__EXERCISE TASK__. Copy each line that has the string "find" somewhere in it.

-- start RECORD LIST --

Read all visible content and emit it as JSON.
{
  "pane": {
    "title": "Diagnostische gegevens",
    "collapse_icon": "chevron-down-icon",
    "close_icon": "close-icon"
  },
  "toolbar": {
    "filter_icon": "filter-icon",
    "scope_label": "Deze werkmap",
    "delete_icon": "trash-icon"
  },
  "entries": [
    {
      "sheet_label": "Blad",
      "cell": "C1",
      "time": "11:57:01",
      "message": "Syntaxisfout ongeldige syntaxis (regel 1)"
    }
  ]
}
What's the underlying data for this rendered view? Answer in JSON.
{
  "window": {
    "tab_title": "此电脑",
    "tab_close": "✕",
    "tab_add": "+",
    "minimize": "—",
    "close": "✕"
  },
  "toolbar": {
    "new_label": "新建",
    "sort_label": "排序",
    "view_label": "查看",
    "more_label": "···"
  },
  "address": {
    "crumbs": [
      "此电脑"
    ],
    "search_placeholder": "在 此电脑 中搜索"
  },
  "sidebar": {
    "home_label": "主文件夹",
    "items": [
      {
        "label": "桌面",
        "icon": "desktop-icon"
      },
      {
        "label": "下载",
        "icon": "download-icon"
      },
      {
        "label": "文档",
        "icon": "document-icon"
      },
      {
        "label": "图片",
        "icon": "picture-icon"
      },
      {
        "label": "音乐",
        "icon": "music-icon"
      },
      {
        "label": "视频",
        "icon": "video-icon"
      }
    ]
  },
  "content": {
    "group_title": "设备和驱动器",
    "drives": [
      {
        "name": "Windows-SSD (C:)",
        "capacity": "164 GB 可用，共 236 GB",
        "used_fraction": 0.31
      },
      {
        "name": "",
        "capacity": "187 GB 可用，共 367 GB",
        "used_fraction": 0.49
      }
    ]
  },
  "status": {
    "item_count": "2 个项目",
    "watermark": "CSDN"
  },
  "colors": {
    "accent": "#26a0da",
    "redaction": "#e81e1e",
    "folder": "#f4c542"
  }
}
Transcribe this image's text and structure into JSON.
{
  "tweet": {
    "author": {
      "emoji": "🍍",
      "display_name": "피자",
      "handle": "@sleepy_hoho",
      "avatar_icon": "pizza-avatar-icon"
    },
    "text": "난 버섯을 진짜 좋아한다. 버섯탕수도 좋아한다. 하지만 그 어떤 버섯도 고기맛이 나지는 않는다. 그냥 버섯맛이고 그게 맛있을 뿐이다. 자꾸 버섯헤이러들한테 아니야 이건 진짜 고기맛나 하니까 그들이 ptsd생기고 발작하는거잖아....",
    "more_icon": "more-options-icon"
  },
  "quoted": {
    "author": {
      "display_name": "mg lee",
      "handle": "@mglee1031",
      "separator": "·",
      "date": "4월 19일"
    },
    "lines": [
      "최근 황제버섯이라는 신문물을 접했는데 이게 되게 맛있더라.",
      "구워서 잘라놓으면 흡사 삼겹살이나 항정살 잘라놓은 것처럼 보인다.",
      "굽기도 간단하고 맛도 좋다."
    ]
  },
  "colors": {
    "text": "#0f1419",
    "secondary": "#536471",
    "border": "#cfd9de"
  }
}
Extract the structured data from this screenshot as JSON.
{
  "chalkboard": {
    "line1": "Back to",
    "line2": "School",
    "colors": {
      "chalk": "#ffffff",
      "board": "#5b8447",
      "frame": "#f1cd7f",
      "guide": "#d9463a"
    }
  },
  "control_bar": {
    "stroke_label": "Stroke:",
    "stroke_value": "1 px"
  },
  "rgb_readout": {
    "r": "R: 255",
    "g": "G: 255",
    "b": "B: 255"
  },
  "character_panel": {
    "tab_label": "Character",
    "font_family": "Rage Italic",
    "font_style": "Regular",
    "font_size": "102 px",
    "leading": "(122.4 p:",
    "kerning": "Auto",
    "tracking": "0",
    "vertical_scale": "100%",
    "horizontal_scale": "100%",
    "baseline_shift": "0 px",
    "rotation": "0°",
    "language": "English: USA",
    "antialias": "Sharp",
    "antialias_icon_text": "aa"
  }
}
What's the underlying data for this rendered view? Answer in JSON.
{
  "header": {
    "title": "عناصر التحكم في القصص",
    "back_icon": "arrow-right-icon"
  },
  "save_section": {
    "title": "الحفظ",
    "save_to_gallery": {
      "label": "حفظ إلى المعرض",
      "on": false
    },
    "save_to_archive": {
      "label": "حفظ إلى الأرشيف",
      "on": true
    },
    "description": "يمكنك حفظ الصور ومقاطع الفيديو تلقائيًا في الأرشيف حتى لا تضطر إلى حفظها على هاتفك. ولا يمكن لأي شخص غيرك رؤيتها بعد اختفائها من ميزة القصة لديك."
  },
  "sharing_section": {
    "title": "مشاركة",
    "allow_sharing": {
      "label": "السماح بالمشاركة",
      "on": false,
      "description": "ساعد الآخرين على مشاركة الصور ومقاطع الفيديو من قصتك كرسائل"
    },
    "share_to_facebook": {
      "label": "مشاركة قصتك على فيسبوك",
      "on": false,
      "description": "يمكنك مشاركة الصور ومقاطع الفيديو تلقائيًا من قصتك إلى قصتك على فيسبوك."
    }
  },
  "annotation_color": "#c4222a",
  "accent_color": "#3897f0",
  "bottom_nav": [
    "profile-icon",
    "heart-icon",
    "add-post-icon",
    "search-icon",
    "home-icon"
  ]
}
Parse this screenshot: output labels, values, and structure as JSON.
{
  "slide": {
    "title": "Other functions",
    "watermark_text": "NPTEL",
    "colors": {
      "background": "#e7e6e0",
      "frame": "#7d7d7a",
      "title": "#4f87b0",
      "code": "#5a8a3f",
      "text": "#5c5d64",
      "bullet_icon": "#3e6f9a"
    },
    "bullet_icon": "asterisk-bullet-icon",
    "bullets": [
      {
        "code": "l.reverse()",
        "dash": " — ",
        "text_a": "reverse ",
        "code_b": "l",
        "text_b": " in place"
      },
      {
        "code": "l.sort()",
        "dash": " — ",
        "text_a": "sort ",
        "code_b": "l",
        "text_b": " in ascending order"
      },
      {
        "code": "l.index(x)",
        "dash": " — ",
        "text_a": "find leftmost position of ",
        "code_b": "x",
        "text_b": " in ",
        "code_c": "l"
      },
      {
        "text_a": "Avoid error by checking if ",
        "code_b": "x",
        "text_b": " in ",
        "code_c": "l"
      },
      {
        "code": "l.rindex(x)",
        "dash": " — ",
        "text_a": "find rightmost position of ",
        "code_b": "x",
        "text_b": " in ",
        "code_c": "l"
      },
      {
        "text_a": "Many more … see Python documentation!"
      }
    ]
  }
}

-- end RECORD LIST --

__ANSWER FOR THIS EXERCISE__.
        "text_a": "find leftmost position of ",
        "text_a": "find rightmost position of ",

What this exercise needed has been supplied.